One of the challenges of developing Mathematica is resisting the urge to spend all my time playing with the graphics toys I create. A lot of what I do results in features so fun to explore that they jeopardize the further development of Mathematica. I’d like to point out a few of them in this blog, starting with a simple but profound change in the behavior of Mathematica graphics: direct graphics output.

In previous versions of Mathematica, the result of a Plot or other graphics command was the abbreviated form  - Graphics -  that represented the symbolic output. The actual graphical image itself was spit out like a watermelon seed as a side-effect of the evaluation and was not associated with the symbolic output.

In Mathematica 6, the output and the image are one and the same, behavior we call “direct output” to contrast it with the “side-effect output” of previous versions. This simple change in behavior underlies much of the interesting new functionality in Version 6.

An immediate consequence of direct output is that it is now easy to make lists of graphics:

Table[Plot[Sin[2 Pi f x], {x, 0, 1}], {f, 1, 3}]

Sin plots in list form

(In previous versions, the output would have been:
{- Graphics -, - Graphics -, - Graphics -}”.)

Tables of graphics are straightforward, too:

Table[ParametricPlot[{Cos[n x], Sin[m x]}, {x, 0, 4 Pi}], {n, 1, 3}, {m, 1, 3}] // Grid

ParametricPlot table

In fact, graphics and text are now so tightly integrated that graphics can appear anywhere in a typeset expression:

Expansion of rectangles and disks

That’s all fine and good, but where did the symbolic output of graphics evaluations go? Answer: the image is the symbolic output. How can that be possible?

All Mathematica expressions have both input and output forms. The input form is the text you type when you enter an expression, for example:

1/Sqrt[x]

The output form is the way the expression is presented in output—in this case, as a two-dimensional typeset fraction and radical:

1/Sqrt[x]

As far as Mathematica is concerned, those are equivalent representations of the same expression. They can be used interchangeably.

In Mathematica 6, we made graphics follow the same paradigm. When you evaluate a graphics expression, the image you see is the output form of the corresponding Graphics or Graphics3D expression. For the first time, the image and the textual expression are equivalent, and any output can be reused as input—that’s where the fun begins.

Let’s say you want to know the options of a Plot output. Type “// Options” after the image and evaluate.

________________

Using the text on Mathematica 6 graphics, explain in one to three sentences why a graphics image can be reused as input.

**Stored data**
________________

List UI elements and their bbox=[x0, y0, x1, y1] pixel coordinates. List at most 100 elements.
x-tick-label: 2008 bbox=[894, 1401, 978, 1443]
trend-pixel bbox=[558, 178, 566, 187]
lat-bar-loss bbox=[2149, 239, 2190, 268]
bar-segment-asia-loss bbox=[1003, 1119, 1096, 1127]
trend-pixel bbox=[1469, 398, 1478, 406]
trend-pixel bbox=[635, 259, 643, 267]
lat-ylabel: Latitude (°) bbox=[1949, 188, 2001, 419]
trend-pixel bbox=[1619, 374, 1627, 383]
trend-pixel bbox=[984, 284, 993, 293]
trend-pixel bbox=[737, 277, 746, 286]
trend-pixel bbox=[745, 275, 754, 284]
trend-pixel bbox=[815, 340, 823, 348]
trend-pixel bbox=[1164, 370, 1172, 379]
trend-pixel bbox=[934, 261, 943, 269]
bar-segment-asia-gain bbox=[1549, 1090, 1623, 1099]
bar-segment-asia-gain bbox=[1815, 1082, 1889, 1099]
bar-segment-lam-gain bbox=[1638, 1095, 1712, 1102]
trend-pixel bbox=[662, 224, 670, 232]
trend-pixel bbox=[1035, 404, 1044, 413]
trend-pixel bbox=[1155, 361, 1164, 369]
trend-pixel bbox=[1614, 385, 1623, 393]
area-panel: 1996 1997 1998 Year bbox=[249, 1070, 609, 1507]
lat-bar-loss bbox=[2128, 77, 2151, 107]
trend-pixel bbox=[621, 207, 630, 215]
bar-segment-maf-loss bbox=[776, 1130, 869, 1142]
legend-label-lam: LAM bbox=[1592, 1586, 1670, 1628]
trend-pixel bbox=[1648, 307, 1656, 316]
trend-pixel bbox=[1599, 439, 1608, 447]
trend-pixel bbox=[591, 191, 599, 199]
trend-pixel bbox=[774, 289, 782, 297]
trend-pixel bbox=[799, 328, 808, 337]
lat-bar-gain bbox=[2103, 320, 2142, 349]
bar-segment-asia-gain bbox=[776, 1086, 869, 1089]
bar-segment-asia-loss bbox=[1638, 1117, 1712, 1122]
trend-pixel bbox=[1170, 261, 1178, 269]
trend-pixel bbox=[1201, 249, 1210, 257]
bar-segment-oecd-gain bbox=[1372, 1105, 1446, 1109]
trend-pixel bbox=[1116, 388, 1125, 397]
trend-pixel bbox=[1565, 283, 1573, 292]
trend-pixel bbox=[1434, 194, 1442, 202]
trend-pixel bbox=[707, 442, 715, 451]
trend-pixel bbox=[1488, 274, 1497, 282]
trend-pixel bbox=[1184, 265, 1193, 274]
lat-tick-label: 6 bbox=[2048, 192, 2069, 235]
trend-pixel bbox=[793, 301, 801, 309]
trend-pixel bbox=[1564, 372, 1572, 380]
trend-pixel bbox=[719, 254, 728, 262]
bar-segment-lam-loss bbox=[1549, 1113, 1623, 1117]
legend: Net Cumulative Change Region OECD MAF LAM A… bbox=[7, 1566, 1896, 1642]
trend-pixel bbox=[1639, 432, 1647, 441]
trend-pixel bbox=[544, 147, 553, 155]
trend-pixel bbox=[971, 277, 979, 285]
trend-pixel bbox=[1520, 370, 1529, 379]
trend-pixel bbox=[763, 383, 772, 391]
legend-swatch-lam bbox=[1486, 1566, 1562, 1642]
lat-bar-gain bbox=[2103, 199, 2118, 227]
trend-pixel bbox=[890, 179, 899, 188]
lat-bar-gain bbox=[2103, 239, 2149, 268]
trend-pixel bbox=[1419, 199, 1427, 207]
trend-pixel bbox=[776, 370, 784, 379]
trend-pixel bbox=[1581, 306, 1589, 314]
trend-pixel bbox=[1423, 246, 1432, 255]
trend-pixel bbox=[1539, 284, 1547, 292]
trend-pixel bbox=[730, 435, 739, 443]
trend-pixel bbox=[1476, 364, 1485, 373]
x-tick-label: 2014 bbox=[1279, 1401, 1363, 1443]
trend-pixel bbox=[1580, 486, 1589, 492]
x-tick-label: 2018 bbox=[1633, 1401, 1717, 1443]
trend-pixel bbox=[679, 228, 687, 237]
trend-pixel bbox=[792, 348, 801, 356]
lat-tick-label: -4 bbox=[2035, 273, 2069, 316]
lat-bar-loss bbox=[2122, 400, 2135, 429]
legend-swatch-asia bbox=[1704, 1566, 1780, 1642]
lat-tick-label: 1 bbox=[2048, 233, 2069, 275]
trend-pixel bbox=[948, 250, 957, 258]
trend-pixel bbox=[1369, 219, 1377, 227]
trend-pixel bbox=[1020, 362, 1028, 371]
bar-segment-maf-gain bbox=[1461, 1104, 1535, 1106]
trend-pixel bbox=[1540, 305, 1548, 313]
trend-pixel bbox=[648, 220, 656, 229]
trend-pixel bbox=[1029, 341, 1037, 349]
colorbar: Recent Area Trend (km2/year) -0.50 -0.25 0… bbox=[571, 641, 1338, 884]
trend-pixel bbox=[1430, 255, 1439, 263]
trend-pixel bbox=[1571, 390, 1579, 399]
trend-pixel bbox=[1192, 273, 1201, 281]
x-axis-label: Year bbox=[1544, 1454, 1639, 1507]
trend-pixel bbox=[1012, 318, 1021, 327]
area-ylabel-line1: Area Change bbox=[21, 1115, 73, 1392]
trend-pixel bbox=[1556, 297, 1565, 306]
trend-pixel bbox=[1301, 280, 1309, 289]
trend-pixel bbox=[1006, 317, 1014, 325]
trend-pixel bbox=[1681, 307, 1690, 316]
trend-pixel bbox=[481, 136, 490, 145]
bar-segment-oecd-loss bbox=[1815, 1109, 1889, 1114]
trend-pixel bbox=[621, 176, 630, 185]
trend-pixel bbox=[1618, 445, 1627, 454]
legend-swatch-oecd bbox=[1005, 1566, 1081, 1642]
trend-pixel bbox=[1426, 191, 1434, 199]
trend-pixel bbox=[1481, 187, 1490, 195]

________________

**Response to this task**
In Mathematica 6, the image you see is the output form of the matching Graphics or Graphics3D expression, so the image and the textual expression are equivalent. Input and output forms are interchangeable versions of the same expression, so the image can be used as input.